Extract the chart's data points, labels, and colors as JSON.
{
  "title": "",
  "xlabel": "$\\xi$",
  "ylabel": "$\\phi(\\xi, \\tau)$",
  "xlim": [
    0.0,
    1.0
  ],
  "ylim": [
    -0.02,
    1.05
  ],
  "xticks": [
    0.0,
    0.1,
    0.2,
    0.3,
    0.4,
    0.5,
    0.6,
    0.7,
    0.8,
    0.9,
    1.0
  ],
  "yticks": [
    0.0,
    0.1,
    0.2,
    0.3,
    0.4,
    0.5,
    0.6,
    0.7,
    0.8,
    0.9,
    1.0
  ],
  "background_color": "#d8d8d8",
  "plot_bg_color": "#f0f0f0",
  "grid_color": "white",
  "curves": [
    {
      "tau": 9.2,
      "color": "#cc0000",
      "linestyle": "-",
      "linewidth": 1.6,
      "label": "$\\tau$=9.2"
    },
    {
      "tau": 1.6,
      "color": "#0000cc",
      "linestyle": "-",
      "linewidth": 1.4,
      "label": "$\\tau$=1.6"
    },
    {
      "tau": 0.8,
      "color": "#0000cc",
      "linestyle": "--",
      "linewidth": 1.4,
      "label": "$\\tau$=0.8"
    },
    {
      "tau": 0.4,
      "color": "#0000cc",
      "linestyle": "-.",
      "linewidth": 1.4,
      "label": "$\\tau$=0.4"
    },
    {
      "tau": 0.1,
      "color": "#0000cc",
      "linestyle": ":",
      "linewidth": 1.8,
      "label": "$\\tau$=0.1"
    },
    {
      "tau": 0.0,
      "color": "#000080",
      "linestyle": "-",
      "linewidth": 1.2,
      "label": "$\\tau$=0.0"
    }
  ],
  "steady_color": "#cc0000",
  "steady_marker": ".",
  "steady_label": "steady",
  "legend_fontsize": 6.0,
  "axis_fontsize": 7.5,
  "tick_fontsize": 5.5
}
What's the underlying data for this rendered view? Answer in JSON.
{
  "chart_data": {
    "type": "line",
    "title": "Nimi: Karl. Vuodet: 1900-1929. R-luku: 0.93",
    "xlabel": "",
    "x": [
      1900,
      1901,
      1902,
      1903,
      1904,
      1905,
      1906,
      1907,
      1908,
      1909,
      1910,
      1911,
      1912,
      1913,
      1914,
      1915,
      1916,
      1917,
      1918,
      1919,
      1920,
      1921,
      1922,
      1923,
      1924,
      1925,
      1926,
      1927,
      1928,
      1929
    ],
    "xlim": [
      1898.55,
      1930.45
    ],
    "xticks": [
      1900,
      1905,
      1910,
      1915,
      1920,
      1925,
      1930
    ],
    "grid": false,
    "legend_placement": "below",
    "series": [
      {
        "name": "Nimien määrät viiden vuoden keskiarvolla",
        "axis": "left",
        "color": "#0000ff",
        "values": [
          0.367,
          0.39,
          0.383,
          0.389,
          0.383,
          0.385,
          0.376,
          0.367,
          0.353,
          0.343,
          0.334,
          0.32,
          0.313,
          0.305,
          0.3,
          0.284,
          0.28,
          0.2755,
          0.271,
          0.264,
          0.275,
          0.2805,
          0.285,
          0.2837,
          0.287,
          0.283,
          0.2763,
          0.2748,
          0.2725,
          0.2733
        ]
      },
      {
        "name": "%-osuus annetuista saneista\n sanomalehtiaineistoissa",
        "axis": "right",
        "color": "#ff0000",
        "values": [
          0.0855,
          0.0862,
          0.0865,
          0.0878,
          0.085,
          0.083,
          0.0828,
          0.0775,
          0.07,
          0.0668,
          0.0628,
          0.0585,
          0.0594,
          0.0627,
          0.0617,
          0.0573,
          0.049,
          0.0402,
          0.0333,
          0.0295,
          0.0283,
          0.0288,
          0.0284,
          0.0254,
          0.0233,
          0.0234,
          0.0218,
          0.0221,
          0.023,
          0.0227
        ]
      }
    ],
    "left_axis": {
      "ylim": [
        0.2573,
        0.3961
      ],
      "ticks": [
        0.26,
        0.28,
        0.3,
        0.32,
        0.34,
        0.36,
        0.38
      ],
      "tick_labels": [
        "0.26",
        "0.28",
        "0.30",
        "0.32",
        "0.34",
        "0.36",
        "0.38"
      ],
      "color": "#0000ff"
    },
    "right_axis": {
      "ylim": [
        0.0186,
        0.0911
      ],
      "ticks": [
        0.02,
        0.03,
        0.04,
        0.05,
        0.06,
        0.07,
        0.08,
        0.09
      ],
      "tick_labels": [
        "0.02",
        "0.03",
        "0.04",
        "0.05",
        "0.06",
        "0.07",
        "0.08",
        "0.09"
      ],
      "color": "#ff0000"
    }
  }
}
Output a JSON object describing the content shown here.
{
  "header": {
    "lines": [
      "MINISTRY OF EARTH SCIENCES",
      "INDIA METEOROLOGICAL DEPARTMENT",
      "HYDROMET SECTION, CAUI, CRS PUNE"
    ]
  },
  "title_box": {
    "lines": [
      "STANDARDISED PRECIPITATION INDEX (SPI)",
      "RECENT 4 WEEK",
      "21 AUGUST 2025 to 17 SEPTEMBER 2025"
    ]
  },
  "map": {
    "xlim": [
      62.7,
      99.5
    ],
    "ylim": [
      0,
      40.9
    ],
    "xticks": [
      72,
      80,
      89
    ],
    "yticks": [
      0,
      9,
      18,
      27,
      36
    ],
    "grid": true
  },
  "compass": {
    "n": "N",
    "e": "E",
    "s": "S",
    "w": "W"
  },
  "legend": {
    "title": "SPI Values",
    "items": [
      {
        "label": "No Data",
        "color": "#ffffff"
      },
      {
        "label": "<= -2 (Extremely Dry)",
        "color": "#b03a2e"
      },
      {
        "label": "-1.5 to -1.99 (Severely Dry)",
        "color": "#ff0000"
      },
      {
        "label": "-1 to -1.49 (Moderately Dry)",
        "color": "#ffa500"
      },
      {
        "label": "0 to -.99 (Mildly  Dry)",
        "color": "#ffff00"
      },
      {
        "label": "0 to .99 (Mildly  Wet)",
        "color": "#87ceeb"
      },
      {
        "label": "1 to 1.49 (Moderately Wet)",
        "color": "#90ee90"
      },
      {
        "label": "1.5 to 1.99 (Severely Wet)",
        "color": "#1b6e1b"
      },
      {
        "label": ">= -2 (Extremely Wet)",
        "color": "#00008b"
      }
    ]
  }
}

###

● **Given problem**
Extract every record. Keep wording exact.

● **Task result**
Extract the chart's data points, labels, and colors as JSON.
{
  "title": "",
  "xlabel": "$\\xi$",
  "ylabel": "$\\phi(\\xi, \\tau)$",
  "xlim": [
    0.0,
    1.0
  ],
  "ylim": [
    -0.02,
    1.05
  ],
  "xticks": [
    0.0,
    0.1,
    0.2,
    0.3,
    0.4,
    0.5,
    0.6,
    0.7,
    0.8,
    0.9,
    1.0
  ],
  "yticks": [
    0.0,
    0.1,
    0.2,
    0.3,
    0.4,
    0.5,
    0.6,
    0.7,
    0.8,
    0.9,
    1.0
  ],
  "background_color": "#d8d8d8",
  "plot_bg_color": "#f0f0f0",
  "grid_color": "white",
  "curves": [
    {
      "tau": 9.2,
      "color": "#cc0000",
      "linestyle": "-",
      "linewidth": 1.6,
      "label": "$\\tau$=9.2"
    },
    {
      "tau": 1.6,
      "color": "#0000cc",
      "linestyle": "-",
      "linewidth": 1.4,
      "label": "$\\tau$=1.6"
    },
    {
      "tau": 0.8,
      "color": "#0000cc",
      "linestyle": "--",
      "linewidth": 1.4,
      "label": "$\\tau$=0.8"
    },
    {
      "tau": 0.4,
      "color": "#0000cc",
      "linestyle": "-.",
      "linewidth": 1.4,
      "label": "$\\tau$=0.4"
    },
    {
      "tau": 0.1,
      "color": "#0000cc",
      "linestyle": ":",
      "linewidth": 1.8,
      "label": "$\\tau$=0.1"
    },
    {
      "tau": 0.0,
      "color": "#000080",
      "linestyle": "-",
      "linewidth": 1.2,
      "label": "$\\tau$=0.0"
    }
  ],
  "steady_color": "#cc0000",
  "steady_marker": ".",
  "steady_label": "steady",
  "legend_fontsize": 6.0,
  "axis_fontsize": 7.5,
  "tick_fontsize": 5.5
}
What's the underlying data for this rendered view? Answer in JSON.
{
  "chart_data": {
    "type": "line",
    "title": "Nimi: Karl. Vuodet: 1900-1929. R-luku: 0.93",
    "xlabel": "",
    "x": [
      1900,
      1901,
      1902,
      1903,
      1904,
      1905,
      1906,
      1907,
      1908,
      1909,
      1910,
      1911,
      1912,
      1913,
      1914,
      1915,
      1916,
      1917,
      1918,
      1919,
      1920,
      1921,
      1922,
      1923,
      1924,
      1925,
      1926,
      1927,
      1928,
      1929
    ],
    "xlim": [
      1898.55,
      1930.45
    ],
    "xticks": [
      1900,
      1905,
      1910,
      1915,
      1920,
      1925,
      1930
    ],
    "grid": false,
    "legend_placement": "below",
    "series": [
      {
        "name": "Nimien määrät viiden vuoden keskiarvolla",
        "axis": "left",
        "color": "#0000ff",
        "values": [
          0.367,
          0.39,
          0.383,
          0.389,
          0.383,
          0.385,
          0.376,
          0.367,
          0.353,
          0.343,
          0.334,
          0.32,
          0.313,
          0.305,
          0.3,
          0.284,
          0.28,
          0.2755,
          0.271,
          0.264,
          0.275,
          0.2805,
          0.285,
          0.2837,
          0.287,
          0.283,
          0.2763,
          0.2748,
          0.2725,
          0.2733
        ]
      },
      {
        "name": "%-osuus annetuista saneista\n sanomalehtiaineistoissa",
        "axis": "right",
        "color": "#ff0000",
        "values": [
          0.0855,
          0.0862,
          0.0865,
          0.0878,
          0.085,
          0.083,
          0.0828,
          0.0775,
          0.07,
          0.0668,
          0.0628,
          0.0585,
          0.0594,
          0.0627,
          0.0617,
          0.0573,
          0.049,
          0.0402,
          0.0333,
          0.0295,
          0.0283,
          0.0288,
          0.0284,
          0.0254,
          0.0233,
          0.0234,
          0.0218,
          0.0221,
          0.023,
          0.0227
        ]
      }
    ],
    "left_axis": {
      "ylim": [
        0.2573,
        0.3961
      ],
      "ticks": [
        0.26,
        0.28,
        0.3,
        0.32,
        0.34,
        0.36,
        0.38
      ],
      "tick_labels": [
        "0.26",
        "0.28",
        "0.30",
        "0.32",
        "0.34",
        "0.36",
        "0.38"
      ],
      "color": "#0000ff"
    },
    "right_axis": {
      "ylim": [
        0.0186,
        0.0911
      ],
      "ticks": [
        0.02,
        0.03,
        0.04,
        0.05,
        0.06,
        0.07,
        0.08,
        0.09
      ],
      "tick_labels": [
        "0.02",
        "0.03",
        "0.04",
        "0.05",
        "0.06",
        "0.07",
        "0.08",
        "0.09"
      ],
      "color": "#ff0000"
    }
  }
}
Output a JSON object describing the content shown here.
{
  "header": {
    "lines": [
      "MINISTRY OF EARTH SCIENCES",
      "INDIA METEOROLOGICAL DEPARTMENT",
      "HYDROMET SECTION, CAUI, CRS PUNE"
    ]
  },
  "title_box": {
    "lines": [
      "STANDARDISED PRECIPITATION INDEX (SPI)",
      "RECENT 4 WEEK",
      "21 AUGUST 2025 to 17 SEPTEMBER 2025"
    ]
  },
  "map": {
    "xlim": [
      62.7,
      99.5
    ],
    "ylim": [
      0,
      40.9
    ],
    "xticks": [
      72,
      80,
      89
    ],
    "yticks": [
      0,
      9,
      18,
      27,
      36
    ],
    "grid": true
  },
  "compass": {
    "n": "N",
    "e": "E",
    "s": "S",
    "w": "W"
  },
  "legend": {
    "title": "SPI Values",
    "items": [
      {
        "label": "No Data",
        "color": "#ffffff"
      },
      {
        "label": "<= -2 (Extremely Dry)",
        "color": "#b03a2e"
      },
      {
        "label": "-1.5 to -1.99 (Severely Dry)",
        "color": "#ff0000"
      },
      {
        "label": "-1 to -1.49 (Moderately Dry)",
        "color": "#ffa500"
      },
      {
        "label": "0 to -.99 (Mildly  Dry)",
        "color": "#ffff00"
      },
      {
        "label": "0 to .99 (Mildly  Wet)",
        "color": "#87ceeb"
      },
      {
        "label": "1 to 1.49 (Moderately Wet)",
        "color": "#90ee90"
      },
      {
        "label": "1.5 to 1.99 (Severely Wet)",
        "color": "#1b6e1b"
      },
      {
        "label": ">= -2 (Extremely Wet)",
        "color": "#00008b"
      }
    ]
  }
}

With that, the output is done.